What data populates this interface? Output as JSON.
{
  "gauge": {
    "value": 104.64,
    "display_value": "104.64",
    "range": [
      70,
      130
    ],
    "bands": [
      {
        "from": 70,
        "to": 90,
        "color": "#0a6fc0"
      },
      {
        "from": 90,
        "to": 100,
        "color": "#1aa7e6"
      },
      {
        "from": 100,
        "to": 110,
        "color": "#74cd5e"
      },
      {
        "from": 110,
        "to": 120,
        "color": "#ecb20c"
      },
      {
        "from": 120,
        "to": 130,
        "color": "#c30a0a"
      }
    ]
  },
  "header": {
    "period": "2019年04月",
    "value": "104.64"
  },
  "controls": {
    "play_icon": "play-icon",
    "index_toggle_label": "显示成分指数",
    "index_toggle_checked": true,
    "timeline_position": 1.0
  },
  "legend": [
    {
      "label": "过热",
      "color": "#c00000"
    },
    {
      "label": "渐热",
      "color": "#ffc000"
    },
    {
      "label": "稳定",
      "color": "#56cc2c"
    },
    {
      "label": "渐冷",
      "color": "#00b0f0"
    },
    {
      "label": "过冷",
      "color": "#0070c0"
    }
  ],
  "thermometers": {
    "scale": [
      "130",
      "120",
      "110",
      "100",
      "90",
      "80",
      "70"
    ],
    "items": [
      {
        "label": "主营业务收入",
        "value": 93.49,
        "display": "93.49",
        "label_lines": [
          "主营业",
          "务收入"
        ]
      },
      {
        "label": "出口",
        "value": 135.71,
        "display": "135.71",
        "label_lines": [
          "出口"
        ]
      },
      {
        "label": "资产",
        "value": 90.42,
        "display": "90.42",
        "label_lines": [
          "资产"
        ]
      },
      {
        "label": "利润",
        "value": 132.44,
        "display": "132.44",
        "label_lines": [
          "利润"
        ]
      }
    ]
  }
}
---
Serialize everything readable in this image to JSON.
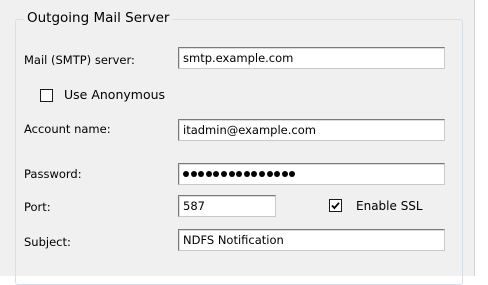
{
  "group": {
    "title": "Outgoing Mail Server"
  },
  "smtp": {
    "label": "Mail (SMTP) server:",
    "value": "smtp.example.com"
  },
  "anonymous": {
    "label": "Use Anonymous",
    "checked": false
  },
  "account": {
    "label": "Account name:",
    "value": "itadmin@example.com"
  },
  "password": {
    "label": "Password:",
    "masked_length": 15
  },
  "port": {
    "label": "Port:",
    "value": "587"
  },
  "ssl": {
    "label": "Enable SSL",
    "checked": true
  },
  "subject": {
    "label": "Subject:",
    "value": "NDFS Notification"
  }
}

Task statement:
Return every line from the records above that holds the word "Mail".

Correct result:
    "title": "Outgoing Mail Server"
    "label": "Mail (SMTP) server:",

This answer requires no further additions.